PROBLEM STATEMENT: Put every line of the material below into a JSON list of strings, one string per line, with blank lines and pictures left out.

RECORDS FOR THIS EXERCISE:
start

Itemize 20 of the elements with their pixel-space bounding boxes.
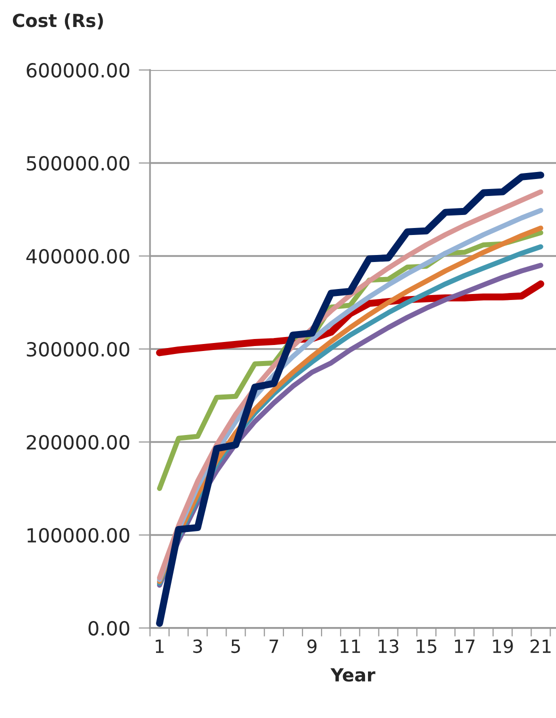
x-tick-label: 3: [193, 639, 202, 654]
y-tick-label: 600000.00: [26, 62, 130, 78]
x-tick-label: 9: [307, 639, 316, 654]
x-tick-label: 21: [530, 639, 551, 653]
x-tick-label: 17: [455, 640, 474, 653]
x-tick-label: 5: [231, 640, 240, 654]
x-tick-label: 13: [378, 639, 398, 654]
y-axis-title: Cost (Rs): [12, 13, 103, 30]
x-tick-label: 11: [340, 640, 360, 653]
y-tick-label: 500000.00: [26, 156, 130, 171]
y-tick-label: 100000.00: [28, 528, 130, 543]
x-tick-label: 7: [270, 640, 278, 653]
y-tick-label: 200000.00: [26, 434, 130, 450]
x-tick-label: 1: [156, 640, 164, 653]
y-tick-label: 300000.00: [26, 342, 130, 357]
x-axis-title: Year: [330, 668, 376, 682]
y-tick-label: 400000.00: [26, 248, 130, 264]
y-tick-label: 0.00: [88, 620, 130, 636]
x-tick-label: 15: [416, 640, 436, 654]
x-tick-label: 19: [493, 639, 513, 654]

end

RESPONSE:
[
  "Itemize 20 of the elements with their pixel-space bounding boxes.",
  "x-tick-label: 3: [193, 639, 202, 654]",
  "y-tick-label: 600000.00: [26, 62, 130, 78]",
  "x-tick-label: 9: [307, 639, 316, 654]",
  "x-tick-label: 21: [530, 639, 551, 653]",
  "x-tick-label: 17: [455, 640, 474, 653]",
  "x-tick-label: 5: [231, 640, 240, 654]",
  "x-tick-label: 13: [378, 639, 398, 654]",
  "y-axis-title: Cost (Rs): [12, 13, 103, 30]",
  "x-tick-label: 11: [340, 640, 360, 653]",
  "y-tick-label: 500000.00: [26, 156, 130, 171]",
  "y-tick-label: 100000.00: [28, 528, 130, 543]",
  "x-tick-label: 7: [270, 640, 278, 653]",
  "y-tick-label: 200000.00: [26, 434, 130, 450]",
  "x-tick-label: 1: [156, 640, 164, 653]",
  "y-tick-label: 300000.00: [26, 342, 130, 357]",
  "x-axis-title: Year: [330, 668, 376, 682]",
  "y-tick-label: 400000.00: [26, 248, 130, 264]",
  "y-tick-label: 0.00: [88, 620, 130, 636]",
  "x-tick-label: 15: [416, 640, 436, 654]",
  "x-tick-label: 19: [493, 639, 513, 654]"
]